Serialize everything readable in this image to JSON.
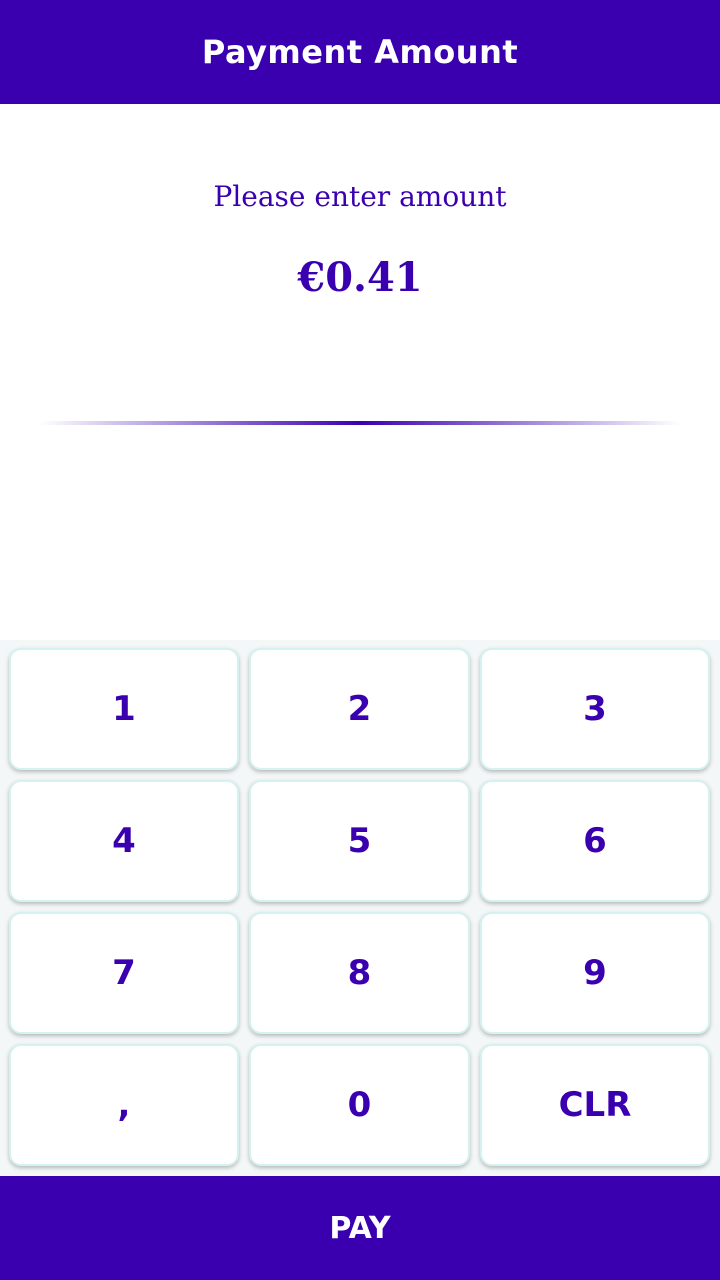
{
  "header": {
    "title": "Payment Amount"
  },
  "entry": {
    "prompt": "Please enter amount",
    "amount": "€0.41"
  },
  "keypad": {
    "keys": [
      "1",
      "2",
      "3",
      "4",
      "5",
      "6",
      "7",
      "8",
      "9",
      ",",
      "0",
      "CLR"
    ]
  },
  "pay_button": {
    "label": "PAY"
  },
  "colors": {
    "primary": "#3a00b0",
    "key_border": "#d4f2f0",
    "background": "#ffffff"
  }
}
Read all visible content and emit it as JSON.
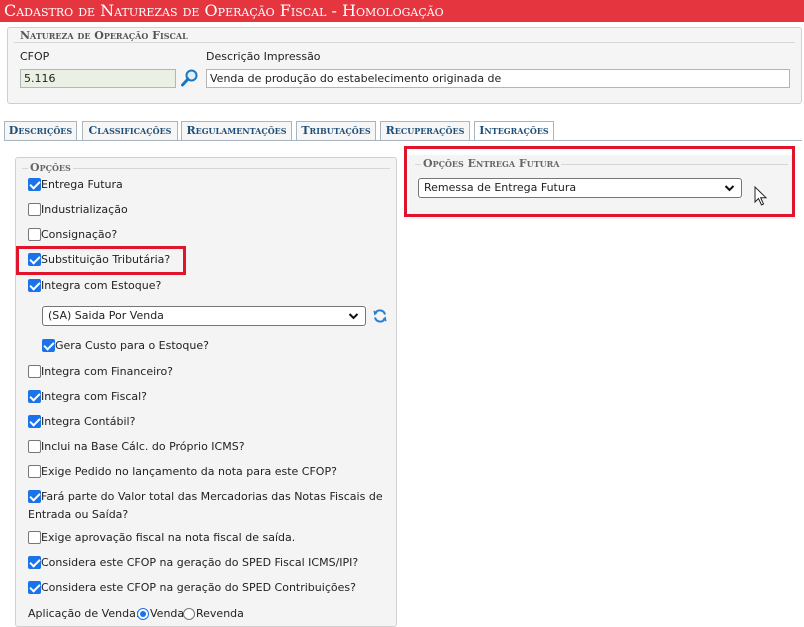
{
  "window": {
    "title": "Cadastro de Naturezas de Operação Fiscal  - Homologação",
    "title_color": "#e5363f"
  },
  "header": {
    "legend": "Natureza de Operação Fiscal",
    "cfop_label": "CFOP",
    "cfop_value": "5.116",
    "search_icon": "magnifier-icon",
    "descricao_label": "Descrição Impressão",
    "descricao_value": "Venda de produção do estabelecimento originada de"
  },
  "tabs": [
    {
      "label": "Descrições",
      "active": false
    },
    {
      "label": "Classificações",
      "active": false
    },
    {
      "label": "Regulamentações",
      "active": false
    },
    {
      "label": "Tributações",
      "active": false
    },
    {
      "label": "Recuperações",
      "active": false
    },
    {
      "label": "Integrações",
      "active": true
    }
  ],
  "opcoes": {
    "legend": "Opções",
    "items": [
      {
        "label": "Entrega Futura",
        "checked": true
      },
      {
        "label": "Industrialização",
        "checked": false
      },
      {
        "label": "Consignação?",
        "checked": false
      },
      {
        "label": "Substituição Tributária?",
        "checked": true
      },
      {
        "label": "Integra com Estoque?",
        "checked": true
      },
      {
        "label": "Gera Custo para o Estoque?",
        "checked": true
      },
      {
        "label": "Integra com Financeiro?",
        "checked": false
      },
      {
        "label": "Integra com Fiscal?",
        "checked": true
      },
      {
        "label": "Integra Contábil?",
        "checked": true
      },
      {
        "label": "Inclui na Base Cálc. do Próprio ICMS?",
        "checked": false
      },
      {
        "label": "Exige Pedido no lançamento da nota para este CFOP?",
        "checked": false
      },
      {
        "label": "Fará parte do Valor total das Mercadorias das Notas Fiscais de",
        "label2": "Entrada ou Saída?",
        "checked": true
      },
      {
        "label": "Exige aprovação fiscal na nota fiscal de saída.",
        "checked": false
      },
      {
        "label": "Considera este CFOP na geração do SPED Fiscal ICMS/IPI?",
        "checked": true
      },
      {
        "label": "Considera este CFOP na geração do SPED Contribuições?",
        "checked": true
      }
    ],
    "estoque_select": "(SA) Saida Por Venda",
    "refresh_icon": "refresh-icon",
    "aplicacao_label": "Aplicação de Venda:",
    "aplicacao_options": [
      {
        "label": "Venda",
        "selected": true
      },
      {
        "label": "Revenda",
        "selected": false
      }
    ]
  },
  "entrega_futura": {
    "legend": "Opções Entrega Futura",
    "select_value": "Remessa de Entrega Futura"
  },
  "colors": {
    "highlight": "#e0142b",
    "tab_text": "#1f4f78",
    "checkbox": "#1a73e8"
  }
}
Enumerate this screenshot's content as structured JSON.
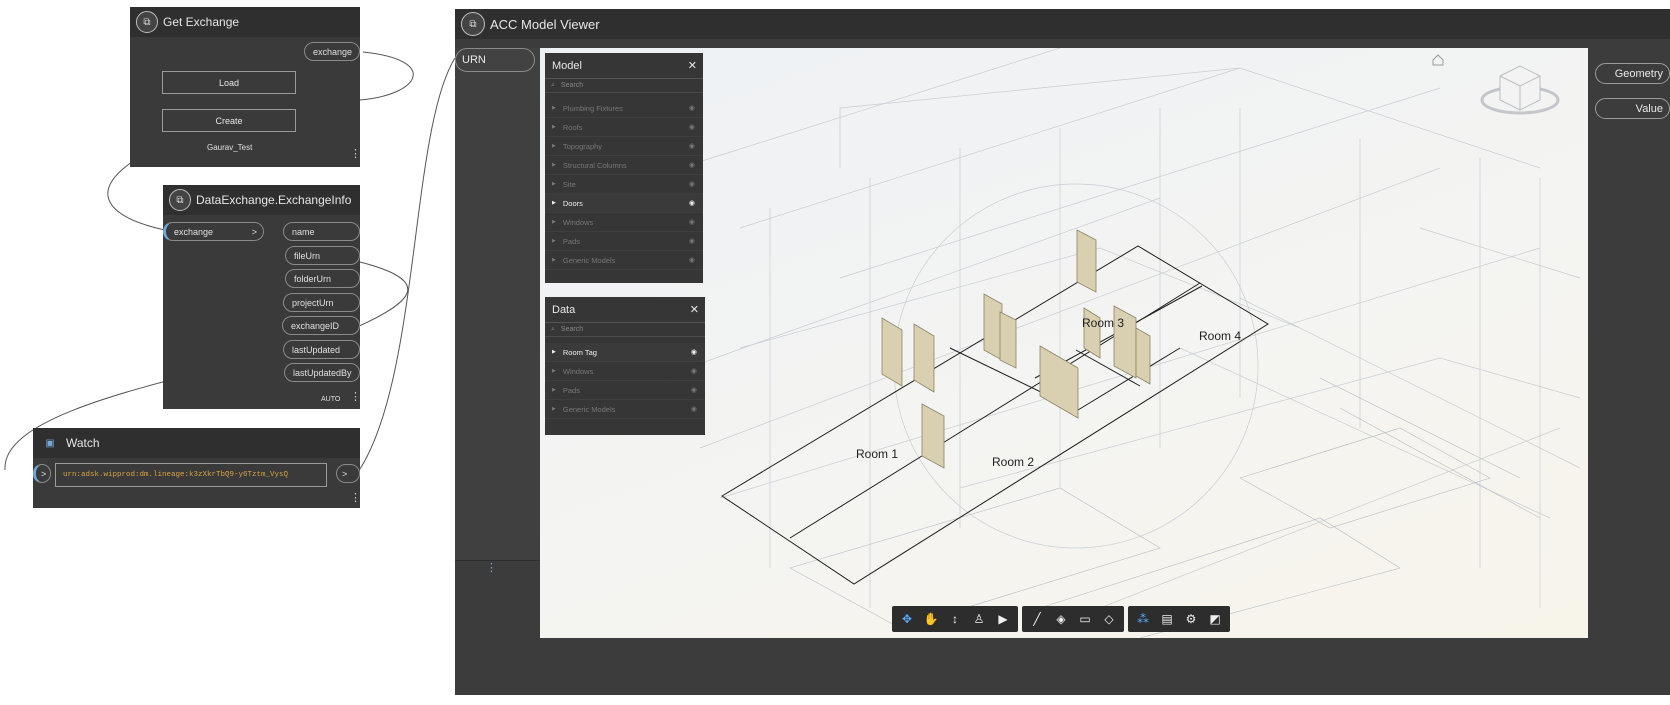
{
  "get_exchange": {
    "title": "Get Exchange",
    "output_port": "exchange",
    "load_label": "Load",
    "create_label": "Create",
    "user_name": "Gaurav_Test"
  },
  "exchange_info": {
    "title": "DataExchange.ExchangeInfo",
    "input_port": "exchange",
    "input_arrow": ">",
    "outputs": [
      "name",
      "fileUrn",
      "folderUrn",
      "projectUrn",
      "exchangeID",
      "lastUpdated",
      "lastUpdatedBy"
    ],
    "lacing": "AUTO"
  },
  "watch": {
    "title": "Watch",
    "value": "urn:adsk.wipprod:dm.lineage:k3zXkrTbQ9-y6Tztm_VysQ",
    "in_arrow": ">",
    "out_arrow": ">"
  },
  "acc_viewer": {
    "title": "ACC Model Viewer",
    "input_port": "URN",
    "outputs": [
      "Geometry",
      "Value"
    ]
  },
  "model_panel": {
    "title": "Model",
    "search_placeholder": "Search",
    "items": [
      {
        "label": "Plumbing Fixtures",
        "active": false
      },
      {
        "label": "Roofs",
        "active": false
      },
      {
        "label": "Topography",
        "active": false
      },
      {
        "label": "Structural Columns",
        "active": false
      },
      {
        "label": "Site",
        "active": false
      },
      {
        "label": "Doors",
        "active": true
      },
      {
        "label": "Windows",
        "active": false
      },
      {
        "label": "Pads",
        "active": false
      },
      {
        "label": "Generic Models",
        "active": false
      }
    ]
  },
  "data_panel": {
    "title": "Data",
    "search_placeholder": "Search",
    "items": [
      {
        "label": "Room Tag",
        "active": true
      },
      {
        "label": "Windows",
        "active": false
      },
      {
        "label": "Pads",
        "active": false
      },
      {
        "label": "Generic Models",
        "active": false
      }
    ]
  },
  "rooms": [
    "Room 1",
    "Room 2",
    "Room 3",
    "Room 4"
  ],
  "toolbar": {
    "groups": [
      [
        "orbit-icon",
        "pan-icon",
        "dolly-icon",
        "walk-icon",
        "camera-icon"
      ],
      [
        "measure-icon",
        "section-icon",
        "explode-icon",
        "model-box-icon"
      ],
      [
        "model-browser-icon",
        "properties-icon",
        "settings-icon",
        "fullscreen-icon"
      ]
    ]
  },
  "colors": {
    "node_bg": "#3a3a3a",
    "node_header": "#2f2f2f",
    "watch_text": "#d9a441",
    "active_tool": "#5aa9f4"
  }
}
★ ★ ★ ★
--- REQUEST ---
Reproduce the material above in full, exactly, with no images.

--- RESULT ---
Serialize everything readable in this image to JSON.
{
  "header": {
    "title": "Payment Amount"
  },
  "entry": {
    "prompt": "Please enter amount",
    "amount": "€0.41"
  },
  "keypad": {
    "keys": [
      "1",
      "2",
      "3",
      "4",
      "5",
      "6",
      "7",
      "8",
      "9",
      ",",
      "0",
      "CLR"
    ]
  },
  "pay_button": {
    "label": "PAY"
  },
  "colors": {
    "primary": "#3a00b0",
    "key_border": "#d4f2f0",
    "background": "#ffffff"
  }
}
Read all visible content and emit it as JSON.
{
  "window": {
    "title": "Cadastro de Naturezas de Operação Fiscal  - Homologação",
    "title_color": "#e5363f"
  },
  "header": {
    "legend": "Natureza de Operação Fiscal",
    "cfop_label": "CFOP",
    "cfop_value": "5.116",
    "search_icon": "magnifier-icon",
    "descricao_label": "Descrição Impressão",
    "descricao_value": "Venda de produção do estabelecimento originada de"
  },
  "tabs": [
    {
      "label": "Descrições",
      "active": false
    },
    {
      "label": "Classificações",
      "active": false
    },
    {
      "label": "Regulamentações",
      "active": false
    },
    {
      "label": "Tributações",
      "active": false
    },
    {
      "label": "Recuperações",
      "active": false
    },
    {
      "label": "Integrações",
      "active": true
    }
  ],
  "opcoes": {
    "legend": "Opções",
    "items": [
      {
        "label": "Entrega Futura",
        "checked": true
      },
      {
        "label": "Industrialização",
        "checked": false
      },
      {
        "label": "Consignação?",
        "checked": false
      },
      {
        "label": "Substituição Tributária?",
        "checked": true
      },
      {
        "label": "Integra com Estoque?",
        "checked": true
      },
      {
        "label": "Gera Custo para o Estoque?",
        "checked": true
      },
      {
        "label": "Integra com Financeiro?",
        "checked": false
      },
      {
        "label": "Integra com Fiscal?",
        "checked": true
      },
      {
        "label": "Integra Contábil?",
        "checked": true
      },
      {
        "label": "Inclui na Base Cálc. do Próprio ICMS?",
        "checked": false
      },
      {
        "label": "Exige Pedido no lançamento da nota para este CFOP?",
        "checked": false
      },
      {
        "label": "Fará parte do Valor total das Mercadorias das Notas Fiscais de",
        "label2": "Entrada ou Saída?",
        "checked": true
      },
      {
        "label": "Exige aprovação fiscal na nota fiscal de saída.",
        "checked": false
      },
      {
        "label": "Considera este CFOP na geração do SPED Fiscal ICMS/IPI?",
        "checked": true
      },
      {
        "label": "Considera este CFOP na geração do SPED Contribuições?",
        "checked": true
      }
    ],
    "estoque_select": "(SA) Saida Por Venda",
    "refresh_icon": "refresh-icon",
    "aplicacao_label": "Aplicação de Venda:",
    "aplicacao_options": [
      {
        "label": "Venda",
        "selected": true
      },
      {
        "label": "Revenda",
        "selected": false
      }
    ]
  },
  "entrega_futura": {
    "legend": "Opções Entrega Futura",
    "select_value": "Remessa de Entrega Futura"
  },
  "colors": {
    "highlight": "#e0142b",
    "tab_text": "#1f4f78",
    "checkbox": "#1a73e8"
  }
}
Enumerate this screenshot's content as structured JSON.
{
  "get_exchange": {
    "title": "Get Exchange",
    "output_port": "exchange",
    "load_label": "Load",
    "create_label": "Create",
    "user_name": "Gaurav_Test"
  },
  "exchange_info": {
    "title": "DataExchange.ExchangeInfo",
    "input_port": "exchange",
    "input_arrow": ">",
    "outputs": [
      "name",
      "fileUrn",
      "folderUrn",
      "projectUrn",
      "exchangeID",
      "lastUpdated",
      "lastUpdatedBy"
    ],
    "lacing": "AUTO"
  },
  "watch": {
    "title": "Watch",
    "value": "urn:adsk.wipprod:dm.lineage:k3zXkrTbQ9-y6Tztm_VysQ",
    "in_arrow": ">",
    "out_arrow": ">"
  },
  "acc_viewer": {
    "title": "ACC Model Viewer",
    "input_port": "URN",
    "outputs": [
      "Geometry",
      "Value"
    ]
  },
  "model_panel": {
    "title": "Model",
    "search_placeholder": "Search",
    "items": [
      {
        "label": "Plumbing Fixtures",
        "active": false
      },
      {
        "label": "Roofs",
        "active": false
      },
      {
        "label": "Topography",
        "active": false
      },
      {
        "label": "Structural Columns",
        "active": false
      },
      {
        "label": "Site",
        "active": false
      },
      {
        "label": "Doors",
        "active": true
      },
      {
        "label": "Windows",
        "active": false
      },
      {
        "label": "Pads",
        "active": false
      },
      {
        "label": "Generic Models",
        "active": false
      }
    ]
  },
  "data_panel": {
    "title": "Data",
    "search_placeholder": "Search",
    "items": [
      {
        "label": "Room Tag",
        "active": true
      },
      {
        "label": "Windows",
        "active": false
      },
      {
        "label": "Pads",
        "active": false
      },
      {
        "label": "Generic Models",
        "active": false
      }
    ]
  },
  "rooms": [
    "Room 1",
    "Room 2",
    "Room 3",
    "Room 4"
  ],
  "toolbar": {
    "groups": [
      [
        "orbit-icon",
        "pan-icon",
        "dolly-icon",
        "walk-icon",
        "camera-icon"
      ],
      [
        "measure-icon",
        "section-icon",
        "explode-icon",
        "model-box-icon"
      ],
      [
        "model-browser-icon",
        "properties-icon",
        "settings-icon",
        "fullscreen-icon"
      ]
    ]
  },
  "colors": {
    "node_bg": "#3a3a3a",
    "node_header": "#2f2f2f",
    "watch_text": "#d9a441",
    "active_tool": "#5aa9f4"
  }
}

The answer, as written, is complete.